» **Exercise**
Wherever a line holds the string "highlighted", copy that line.

» **Dataset records**
§ §
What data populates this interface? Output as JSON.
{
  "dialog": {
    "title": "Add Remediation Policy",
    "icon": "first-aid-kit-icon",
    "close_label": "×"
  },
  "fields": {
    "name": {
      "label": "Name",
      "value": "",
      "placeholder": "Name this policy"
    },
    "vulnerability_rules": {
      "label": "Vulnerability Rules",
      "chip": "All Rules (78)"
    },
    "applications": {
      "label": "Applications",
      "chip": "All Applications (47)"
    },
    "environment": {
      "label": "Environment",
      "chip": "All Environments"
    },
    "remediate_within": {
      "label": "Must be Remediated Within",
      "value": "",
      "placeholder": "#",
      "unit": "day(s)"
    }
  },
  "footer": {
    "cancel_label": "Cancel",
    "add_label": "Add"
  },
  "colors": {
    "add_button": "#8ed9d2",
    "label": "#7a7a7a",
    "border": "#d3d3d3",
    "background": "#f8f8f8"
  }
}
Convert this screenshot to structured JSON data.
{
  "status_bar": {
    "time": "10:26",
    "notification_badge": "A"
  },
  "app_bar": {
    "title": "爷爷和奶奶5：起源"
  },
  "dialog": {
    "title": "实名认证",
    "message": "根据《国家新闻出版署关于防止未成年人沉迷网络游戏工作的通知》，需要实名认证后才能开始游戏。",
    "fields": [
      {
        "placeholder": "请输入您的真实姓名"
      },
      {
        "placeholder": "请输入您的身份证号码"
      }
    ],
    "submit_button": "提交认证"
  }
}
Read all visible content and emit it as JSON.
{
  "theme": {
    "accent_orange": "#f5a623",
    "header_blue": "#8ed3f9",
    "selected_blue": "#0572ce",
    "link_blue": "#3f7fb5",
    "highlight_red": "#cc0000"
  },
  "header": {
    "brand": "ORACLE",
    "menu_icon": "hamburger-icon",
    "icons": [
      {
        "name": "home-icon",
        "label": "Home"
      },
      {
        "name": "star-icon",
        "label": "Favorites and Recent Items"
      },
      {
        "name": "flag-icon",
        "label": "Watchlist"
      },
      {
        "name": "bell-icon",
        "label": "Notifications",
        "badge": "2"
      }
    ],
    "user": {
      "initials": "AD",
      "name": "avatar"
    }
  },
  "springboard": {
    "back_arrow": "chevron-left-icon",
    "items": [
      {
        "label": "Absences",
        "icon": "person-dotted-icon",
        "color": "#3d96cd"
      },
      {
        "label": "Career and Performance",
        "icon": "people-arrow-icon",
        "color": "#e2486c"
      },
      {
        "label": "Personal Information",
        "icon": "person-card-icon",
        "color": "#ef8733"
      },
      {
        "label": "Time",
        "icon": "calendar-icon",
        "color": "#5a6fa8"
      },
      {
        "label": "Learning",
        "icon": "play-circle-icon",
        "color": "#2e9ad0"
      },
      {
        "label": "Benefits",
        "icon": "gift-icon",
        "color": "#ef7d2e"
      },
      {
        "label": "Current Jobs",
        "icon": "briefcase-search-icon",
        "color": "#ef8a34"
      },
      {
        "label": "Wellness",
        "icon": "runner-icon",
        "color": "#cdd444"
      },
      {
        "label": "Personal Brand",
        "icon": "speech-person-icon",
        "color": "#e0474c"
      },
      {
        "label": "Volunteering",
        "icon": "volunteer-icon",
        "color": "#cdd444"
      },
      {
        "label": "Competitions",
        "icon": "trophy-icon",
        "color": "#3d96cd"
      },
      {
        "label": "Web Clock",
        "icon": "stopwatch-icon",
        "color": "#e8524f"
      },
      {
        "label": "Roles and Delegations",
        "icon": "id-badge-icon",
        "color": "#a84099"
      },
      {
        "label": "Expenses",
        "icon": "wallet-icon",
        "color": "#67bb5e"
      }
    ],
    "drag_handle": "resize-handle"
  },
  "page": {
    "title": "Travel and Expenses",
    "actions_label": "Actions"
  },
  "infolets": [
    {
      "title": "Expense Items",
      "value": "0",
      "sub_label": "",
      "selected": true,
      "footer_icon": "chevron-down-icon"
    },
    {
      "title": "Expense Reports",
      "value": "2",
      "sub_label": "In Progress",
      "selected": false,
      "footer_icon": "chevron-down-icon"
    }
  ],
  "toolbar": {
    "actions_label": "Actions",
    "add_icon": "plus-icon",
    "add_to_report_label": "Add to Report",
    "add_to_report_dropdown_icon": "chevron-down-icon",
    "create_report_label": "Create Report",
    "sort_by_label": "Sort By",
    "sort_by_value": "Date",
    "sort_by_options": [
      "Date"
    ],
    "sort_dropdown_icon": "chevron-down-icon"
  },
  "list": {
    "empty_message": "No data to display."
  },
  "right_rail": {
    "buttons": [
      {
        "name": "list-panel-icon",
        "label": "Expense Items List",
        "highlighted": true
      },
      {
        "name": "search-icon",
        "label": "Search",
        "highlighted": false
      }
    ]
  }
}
§ §
» **Result**
        "highlighted": true
        "highlighted": false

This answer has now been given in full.